◆ **Set task**
Every record should be written out exactly, please.

◆ **Record extracts**
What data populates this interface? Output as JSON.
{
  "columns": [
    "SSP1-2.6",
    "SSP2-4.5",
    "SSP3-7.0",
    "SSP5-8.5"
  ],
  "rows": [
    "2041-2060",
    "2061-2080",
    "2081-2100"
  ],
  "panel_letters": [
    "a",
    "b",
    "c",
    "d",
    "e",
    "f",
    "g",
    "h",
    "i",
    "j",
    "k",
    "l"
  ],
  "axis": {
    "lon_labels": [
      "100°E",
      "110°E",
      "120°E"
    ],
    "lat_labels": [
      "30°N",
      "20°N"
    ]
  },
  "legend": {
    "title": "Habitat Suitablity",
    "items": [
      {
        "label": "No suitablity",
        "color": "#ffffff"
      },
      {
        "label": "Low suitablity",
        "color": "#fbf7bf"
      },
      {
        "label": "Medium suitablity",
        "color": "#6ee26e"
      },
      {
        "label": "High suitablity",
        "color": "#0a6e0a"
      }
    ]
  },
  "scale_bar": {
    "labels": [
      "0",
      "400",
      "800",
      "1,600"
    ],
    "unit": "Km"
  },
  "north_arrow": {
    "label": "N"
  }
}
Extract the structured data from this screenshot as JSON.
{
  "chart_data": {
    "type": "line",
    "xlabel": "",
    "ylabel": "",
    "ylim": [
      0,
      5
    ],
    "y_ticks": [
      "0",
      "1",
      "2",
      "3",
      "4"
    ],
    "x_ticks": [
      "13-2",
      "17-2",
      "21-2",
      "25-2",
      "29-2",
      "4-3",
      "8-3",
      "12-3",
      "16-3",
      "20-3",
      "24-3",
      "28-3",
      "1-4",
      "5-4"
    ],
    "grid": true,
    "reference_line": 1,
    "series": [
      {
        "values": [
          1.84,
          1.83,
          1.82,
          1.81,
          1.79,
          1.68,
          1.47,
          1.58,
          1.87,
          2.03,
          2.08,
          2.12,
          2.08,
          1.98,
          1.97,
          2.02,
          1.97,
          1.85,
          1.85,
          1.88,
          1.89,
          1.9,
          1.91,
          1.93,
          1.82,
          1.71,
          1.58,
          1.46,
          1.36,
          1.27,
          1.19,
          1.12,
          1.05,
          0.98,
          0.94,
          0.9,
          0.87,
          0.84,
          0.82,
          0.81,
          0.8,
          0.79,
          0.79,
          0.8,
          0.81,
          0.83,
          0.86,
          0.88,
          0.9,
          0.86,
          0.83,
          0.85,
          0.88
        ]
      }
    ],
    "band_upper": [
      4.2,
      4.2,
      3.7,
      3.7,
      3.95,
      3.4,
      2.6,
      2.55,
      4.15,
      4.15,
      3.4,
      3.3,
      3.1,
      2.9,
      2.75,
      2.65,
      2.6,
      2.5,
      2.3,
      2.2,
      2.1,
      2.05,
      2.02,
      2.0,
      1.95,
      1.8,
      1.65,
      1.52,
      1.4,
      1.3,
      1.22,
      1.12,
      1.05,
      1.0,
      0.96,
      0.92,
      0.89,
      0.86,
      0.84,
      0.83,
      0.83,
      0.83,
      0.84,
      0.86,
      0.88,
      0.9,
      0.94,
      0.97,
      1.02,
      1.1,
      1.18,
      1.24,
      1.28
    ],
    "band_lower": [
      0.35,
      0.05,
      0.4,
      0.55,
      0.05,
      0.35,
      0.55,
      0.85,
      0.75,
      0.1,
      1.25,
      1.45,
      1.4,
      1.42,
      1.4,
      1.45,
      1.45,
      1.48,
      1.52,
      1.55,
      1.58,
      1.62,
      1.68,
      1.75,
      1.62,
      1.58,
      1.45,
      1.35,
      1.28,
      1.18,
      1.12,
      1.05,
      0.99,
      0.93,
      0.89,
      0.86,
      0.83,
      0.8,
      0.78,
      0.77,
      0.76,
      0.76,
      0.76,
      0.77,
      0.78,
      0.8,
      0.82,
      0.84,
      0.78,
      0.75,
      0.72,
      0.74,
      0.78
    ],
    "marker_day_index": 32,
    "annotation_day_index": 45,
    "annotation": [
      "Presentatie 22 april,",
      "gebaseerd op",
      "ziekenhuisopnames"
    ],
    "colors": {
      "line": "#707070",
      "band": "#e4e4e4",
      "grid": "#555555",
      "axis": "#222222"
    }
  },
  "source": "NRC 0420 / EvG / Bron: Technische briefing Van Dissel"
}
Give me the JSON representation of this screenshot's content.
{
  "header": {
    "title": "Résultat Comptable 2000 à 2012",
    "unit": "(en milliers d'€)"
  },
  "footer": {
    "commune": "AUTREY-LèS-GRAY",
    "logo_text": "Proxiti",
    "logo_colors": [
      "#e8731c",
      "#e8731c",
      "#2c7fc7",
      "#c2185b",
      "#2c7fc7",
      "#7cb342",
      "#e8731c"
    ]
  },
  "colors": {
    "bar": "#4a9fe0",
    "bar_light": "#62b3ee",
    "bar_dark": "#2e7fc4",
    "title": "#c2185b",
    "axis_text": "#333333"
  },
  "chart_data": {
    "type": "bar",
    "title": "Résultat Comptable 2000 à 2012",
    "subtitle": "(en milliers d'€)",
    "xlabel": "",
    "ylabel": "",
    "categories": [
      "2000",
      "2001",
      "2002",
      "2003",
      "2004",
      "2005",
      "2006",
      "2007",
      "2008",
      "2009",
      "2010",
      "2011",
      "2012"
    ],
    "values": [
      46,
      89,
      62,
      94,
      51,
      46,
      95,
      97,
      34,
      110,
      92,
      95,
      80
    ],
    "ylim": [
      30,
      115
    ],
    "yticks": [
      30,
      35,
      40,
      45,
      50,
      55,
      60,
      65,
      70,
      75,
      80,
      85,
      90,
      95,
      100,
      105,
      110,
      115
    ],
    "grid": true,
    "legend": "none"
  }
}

◆ **Task answer**
What data populates this interface? Output as JSON.
{
  "columns": [
    "SSP1-2.6",
    "SSP2-4.5",
    "SSP3-7.0",
    "SSP5-8.5"
  ],
  "rows": [
    "2041-2060",
    "2061-2080",
    "2081-2100"
  ],
  "panel_letters": [
    "a",
    "b",
    "c",
    "d",
    "e",
    "f",
    "g",
    "h",
    "i",
    "j",
    "k",
    "l"
  ],
  "axis": {
    "lon_labels": [
      "100°E",
      "110°E",
      "120°E"
    ],
    "lat_labels": [
      "30°N",
      "20°N"
    ]
  },
  "legend": {
    "title": "Habitat Suitablity",
    "items": [
      {
        "label": "No suitablity",
        "color": "#ffffff"
      },
      {
        "label": "Low suitablity",
        "color": "#fbf7bf"
      },
      {
        "label": "Medium suitablity",
        "color": "#6ee26e"
      },
      {
        "label": "High suitablity",
        "color": "#0a6e0a"
      }
    ]
  },
  "scale_bar": {
    "labels": [
      "0",
      "400",
      "800",
      "1,600"
    ],
    "unit": "Km"
  },
  "north_arrow": {
    "label": "N"
  }
}
Extract the structured data from this screenshot as JSON.
{
  "chart_data": {
    "type": "line",
    "xlabel": "",
    "ylabel": "",
    "ylim": [
      0,
      5
    ],
    "y_ticks": [
      "0",
      "1",
      "2",
      "3",
      "4"
    ],
    "x_ticks": [
      "13-2",
      "17-2",
      "21-2",
      "25-2",
      "29-2",
      "4-3",
      "8-3",
      "12-3",
      "16-3",
      "20-3",
      "24-3",
      "28-3",
      "1-4",
      "5-4"
    ],
    "grid": true,
    "reference_line": 1,
    "series": [
      {
        "values": [
          1.84,
          1.83,
          1.82,
          1.81,
          1.79,
          1.68,
          1.47,
          1.58,
          1.87,
          2.03,
          2.08,
          2.12,
          2.08,
          1.98,
          1.97,
          2.02,
          1.97,
          1.85,
          1.85,
          1.88,
          1.89,
          1.9,
          1.91,
          1.93,
          1.82,
          1.71,
          1.58,
          1.46,
          1.36,
          1.27,
          1.19,
          1.12,
          1.05,
          0.98,
          0.94,
          0.9,
          0.87,
          0.84,
          0.82,
          0.81,
          0.8,
          0.79,
          0.79,
          0.8,
          0.81,
          0.83,
          0.86,
          0.88,
          0.9,
          0.86,
          0.83,
          0.85,
          0.88
        ]
      }
    ],
    "band_upper": [
      4.2,
      4.2,
      3.7,
      3.7,
      3.95,
      3.4,
      2.6,
      2.55,
      4.15,
      4.15,
      3.4,
      3.3,
      3.1,
      2.9,
      2.75,
      2.65,
      2.6,
      2.5,
      2.3,
      2.2,
      2.1,
      2.05,
      2.02,
      2.0,
      1.95,
      1.8,
      1.65,
      1.52,
      1.4,
      1.3,
      1.22,
      1.12,
      1.05,
      1.0,
      0.96,
      0.92,
      0.89,
      0.86,
      0.84,
      0.83,
      0.83,
      0.83,
      0.84,
      0.86,
      0.88,
      0.9,
      0.94,
      0.97,
      1.02,
      1.1,
      1.18,
      1.24,
      1.28
    ],
    "band_lower": [
      0.35,
      0.05,
      0.4,
      0.55,
      0.05,
      0.35,
      0.55,
      0.85,
      0.75,
      0.1,
      1.25,
      1.45,
      1.4,
      1.42,
      1.4,
      1.45,
      1.45,
      1.48,
      1.52,
      1.55,
      1.58,
      1.62,
      1.68,
      1.75,
      1.62,
      1.58,
      1.45,
      1.35,
      1.28,
      1.18,
      1.12,
      1.05,
      0.99,
      0.93,
      0.89,
      0.86,
      0.83,
      0.8,
      0.78,
      0.77,
      0.76,
      0.76,
      0.76,
      0.77,
      0.78,
      0.8,
      0.82,
      0.84,
      0.78,
      0.75,
      0.72,
      0.74,
      0.78
    ],
    "marker_day_index": 32,
    "annotation_day_index": 45,
    "annotation": [
      "Presentatie 22 april,",
      "gebaseerd op",
      "ziekenhuisopnames"
    ],
    "colors": {
      "line": "#707070",
      "band": "#e4e4e4",
      "grid": "#555555",
      "axis": "#222222"
    }
  },
  "source": "NRC 0420 / EvG / Bron: Technische briefing Van Dissel"
}
Give me the JSON representation of this screenshot's content.
{
  "header": {
    "title": "Résultat Comptable 2000 à 2012",
    "unit": "(en milliers d'€)"
  },
  "footer": {
    "commune": "AUTREY-LèS-GRAY",
    "logo_text": "Proxiti",
    "logo_colors": [
      "#e8731c",
      "#e8731c",
      "#2c7fc7",
      "#c2185b",
      "#2c7fc7",
      "#7cb342",
      "#e8731c"
    ]
  },
  "colors": {
    "bar": "#4a9fe0",
    "bar_light": "#62b3ee",
    "bar_dark": "#2e7fc4",
    "title": "#c2185b",
    "axis_text": "#333333"
  },
  "chart_data": {
    "type": "bar",
    "title": "Résultat Comptable 2000 à 2012",
    "subtitle": "(en milliers d'€)",
    "xlabel": "",
    "ylabel": "",
    "categories": [
      "2000",
      "2001",
      "2002",
      "2003",
      "2004",
      "2005",
      "2006",
      "2007",
      "2008",
      "2009",
      "2010",
      "2011",
      "2012"
    ],
    "values": [
      46,
      89,
      62,
      94,
      51,
      46,
      95,
      97,
      34,
      110,
      92,
      95,
      80
    ],
    "ylim": [
      30,
      115
    ],
    "yticks": [
      30,
      35,
      40,
      45,
      50,
      55,
      60,
      65,
      70,
      75,
      80,
      85,
      90,
      95,
      100,
      105,
      110,
      115
    ],
    "grid": true,
    "legend": "none"
  }
}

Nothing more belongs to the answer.